● EXTRACTED ENTRIES:

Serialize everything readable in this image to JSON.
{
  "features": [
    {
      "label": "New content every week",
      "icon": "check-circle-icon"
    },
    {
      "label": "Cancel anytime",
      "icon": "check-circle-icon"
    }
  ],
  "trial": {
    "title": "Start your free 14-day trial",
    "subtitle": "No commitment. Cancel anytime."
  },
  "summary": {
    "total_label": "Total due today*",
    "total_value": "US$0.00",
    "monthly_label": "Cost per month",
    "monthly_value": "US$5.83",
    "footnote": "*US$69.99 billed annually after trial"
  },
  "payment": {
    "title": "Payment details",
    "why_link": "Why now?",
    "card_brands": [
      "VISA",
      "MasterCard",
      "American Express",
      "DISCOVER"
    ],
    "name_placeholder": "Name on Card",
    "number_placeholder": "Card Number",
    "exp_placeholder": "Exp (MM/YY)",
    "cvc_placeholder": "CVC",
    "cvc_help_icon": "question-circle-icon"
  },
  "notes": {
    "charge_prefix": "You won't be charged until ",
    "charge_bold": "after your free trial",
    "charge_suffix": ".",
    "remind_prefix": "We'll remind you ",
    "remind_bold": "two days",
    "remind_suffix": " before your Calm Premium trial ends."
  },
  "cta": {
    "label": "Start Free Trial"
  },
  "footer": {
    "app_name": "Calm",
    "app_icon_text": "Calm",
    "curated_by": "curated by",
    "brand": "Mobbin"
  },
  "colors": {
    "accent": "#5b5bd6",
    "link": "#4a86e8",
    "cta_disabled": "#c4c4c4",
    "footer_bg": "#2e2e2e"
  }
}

● DIRECTIVE: From the listing above, return each line with the word "after".

● RESPONSE TO THE EXERCISE:
    "footnote": "*US$69.99 billed annually after trial"
    "charge_bold": "after your free trial",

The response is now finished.